EXERCISE INPUT:
■ ■ ■ ■ ■

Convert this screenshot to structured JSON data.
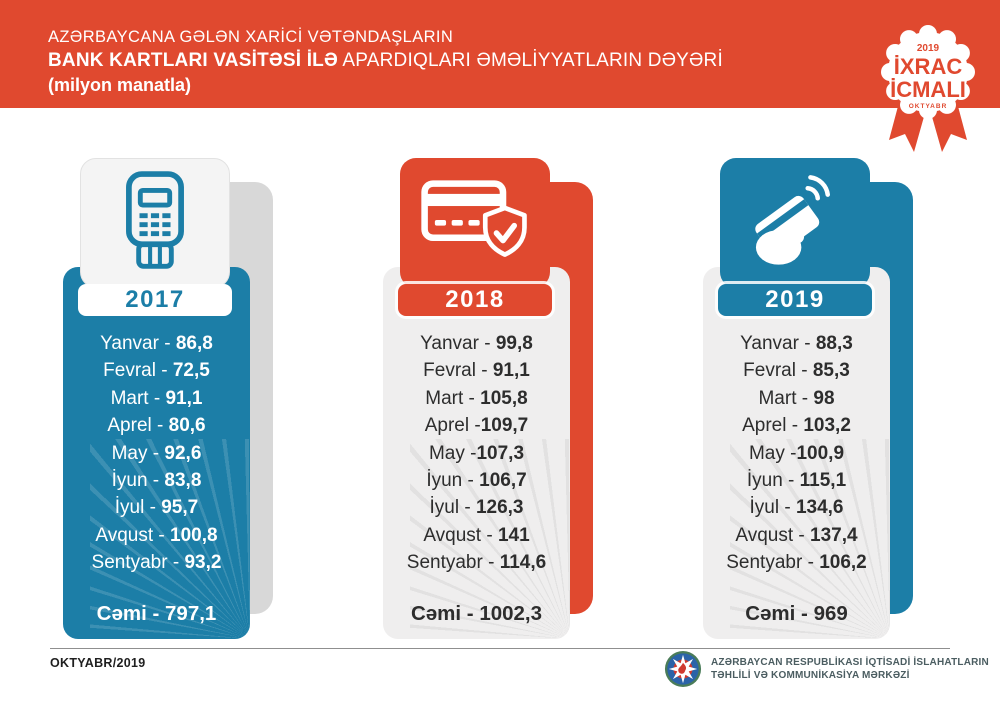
{
  "header": {
    "bg": "#E0492F",
    "title_line1": "AZƏRBAYCANA GƏLƏN XARİCİ VƏTƏNDAŞLARIN",
    "title_line2_bold": "BANK KARTLARI VASİTƏSİ İLƏ",
    "title_line2_rest": " APARDIQLARI ƏMƏLİYYATLARIN DƏYƏRİ",
    "title_line3": "(milyon manatla)",
    "badge": {
      "year": "2019",
      "word1": "İXRAC",
      "word2": "İCMALI",
      "month": "OKTYABR",
      "accent": "#E0492F"
    }
  },
  "columns": [
    {
      "year": "2017",
      "icon": "pos-terminal-icon",
      "months": [
        {
          "m": "Yanvar",
          "sep": " - ",
          "v": "86,8"
        },
        {
          "m": "Fevral",
          "sep": " - ",
          "v": "72,5"
        },
        {
          "m": "Mart",
          "sep": " - ",
          "v": "91,1"
        },
        {
          "m": "Aprel",
          "sep": " - ",
          "v": "80,6"
        },
        {
          "m": "May",
          "sep": " - ",
          "v": "92,6"
        },
        {
          "m": "İyun",
          "sep": " - ",
          "v": "83,8"
        },
        {
          "m": "İyul",
          "sep": " - ",
          "v": "95,7"
        },
        {
          "m": "Avqust",
          "sep": " - ",
          "v": "100,8"
        },
        {
          "m": "Sentyabr",
          "sep": " - ",
          "v": "93,2"
        }
      ],
      "total": {
        "label": "Cəmi",
        "sep": " - ",
        "value": "797,1"
      },
      "theme": {
        "panel_bg": "#1C7EA7",
        "panel_text": "#FFFFFF",
        "icon_bg": "#F4F4F4",
        "icon_fg": "#1C7EA7",
        "icon_border": "#E2E2E2",
        "label_bg": "#FFFFFF",
        "label_text": "#1C7EA7",
        "label_ring": "none",
        "shadow": "#D8D8D8",
        "rays": "rgba(255,255,255,0.14)"
      }
    },
    {
      "year": "2018",
      "icon": "card-shield-icon",
      "months": [
        {
          "m": "Yanvar",
          "sep": " - ",
          "v": "99,8"
        },
        {
          "m": "Fevral",
          "sep": " - ",
          "v": "91,1"
        },
        {
          "m": "Mart",
          "sep": " - ",
          "v": "105,8"
        },
        {
          "m": "Aprel",
          "sep": " -",
          "v": "109,7"
        },
        {
          "m": "May",
          "sep": " -",
          "v": "107,3"
        },
        {
          "m": "İyun",
          "sep": " - ",
          "v": "106,7"
        },
        {
          "m": "İyul",
          "sep": " - ",
          "v": "126,3"
        },
        {
          "m": "Avqust",
          "sep": " - ",
          "v": "141"
        },
        {
          "m": "Sentyabr",
          "sep": " - ",
          "v": "114,6"
        }
      ],
      "total": {
        "label": "Cəmi",
        "sep": " - ",
        "value": "1002,3"
      },
      "theme": {
        "panel_bg": "#EFEEEE",
        "panel_text": "#2D2D2D",
        "icon_bg": "#E0492F",
        "icon_fg": "#FFFFFF",
        "icon_border": "transparent",
        "label_bg": "#E0492F",
        "label_text": "#FFFFFF",
        "label_ring": "0 0 0 3px rgba(255,255,255,0.85)",
        "shadow": "#E0492F",
        "rays": "rgba(0,0,0,0.055)"
      }
    },
    {
      "year": "2019",
      "icon": "contactless-payment-icon",
      "months": [
        {
          "m": "Yanvar",
          "sep": " - ",
          "v": "88,3"
        },
        {
          "m": "Fevral",
          "sep": " - ",
          "v": "85,3"
        },
        {
          "m": "Mart",
          "sep": " - ",
          "v": "98"
        },
        {
          "m": "Aprel",
          "sep": " - ",
          "v": "103,2"
        },
        {
          "m": "May",
          "sep": " -",
          "v": "100,9"
        },
        {
          "m": "İyun",
          "sep": " - ",
          "v": "115,1"
        },
        {
          "m": "İyul",
          "sep": " - ",
          "v": "134,6"
        },
        {
          "m": "Avqust",
          "sep": " - ",
          "v": "137,4"
        },
        {
          "m": "Sentyabr",
          "sep": " - ",
          "v": "106,2"
        }
      ],
      "total": {
        "label": "Cəmi",
        "sep": " - ",
        "value": "969"
      },
      "theme": {
        "panel_bg": "#EFEEEE",
        "panel_text": "#2D2D2D",
        "icon_bg": "#1C7EA7",
        "icon_fg": "#FFFFFF",
        "icon_border": "transparent",
        "label_bg": "#1C7EA7",
        "label_text": "#FFFFFF",
        "label_ring": "0 0 0 3px rgba(255,255,255,0.85)",
        "shadow": "#1C7EA7",
        "rays": "rgba(0,0,0,0.055)"
      }
    }
  ],
  "footer": {
    "date": "OKTYABR/2019",
    "org_line1": "AZƏRBAYCAN RESPUBLİKASI İQTİSADİ İSLAHATLARIN",
    "org_line2": "TƏHLİLİ VƏ KOMMUNİKASİYA MƏRKƏZİ"
  },
  "chart_data": {
    "type": "table",
    "title": "AZƏRBAYCANA GƏLƏN XARİCİ VƏTƏNDAŞLARIN BANK KARTLARI VASİTƏSİ İLƏ APARDIQLARI ƏMƏLİYYATLARIN DƏYƏRİ",
    "unit": "milyon manatla",
    "categories": [
      "Yanvar",
      "Fevral",
      "Mart",
      "Aprel",
      "May",
      "İyun",
      "İyul",
      "Avqust",
      "Sentyabr"
    ],
    "series": [
      {
        "name": "2017",
        "values": [
          86.8,
          72.5,
          91.1,
          80.6,
          92.6,
          83.8,
          95.7,
          100.8,
          93.2
        ],
        "total": 797.1
      },
      {
        "name": "2018",
        "values": [
          99.8,
          91.1,
          105.8,
          109.7,
          107.3,
          106.7,
          126.3,
          141,
          114.6
        ],
        "total": 1002.3
      },
      {
        "name": "2019",
        "values": [
          88.3,
          85.3,
          98,
          103.2,
          100.9,
          115.1,
          134.6,
          137.4,
          106.2
        ],
        "total": 969
      }
    ]
  }
}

■ ■ ■ ■ ■

TASK DETAILS: Copy every line in the listing above where the string "XARİCİ" turns up.

RESPONSE TO THE EXERCISE:
    "title_line1": "AZƏRBAYCANA GƏLƏN XARİCİ VƏTƏNDAŞLARIN",
    "title": "AZƏRBAYCANA GƏLƏN XARİCİ VƏTƏNDAŞLARIN BANK KARTLARI VASİTƏSİ İLƏ APARDIQLARI ƏMƏLİYYATLARIN DƏYƏRİ",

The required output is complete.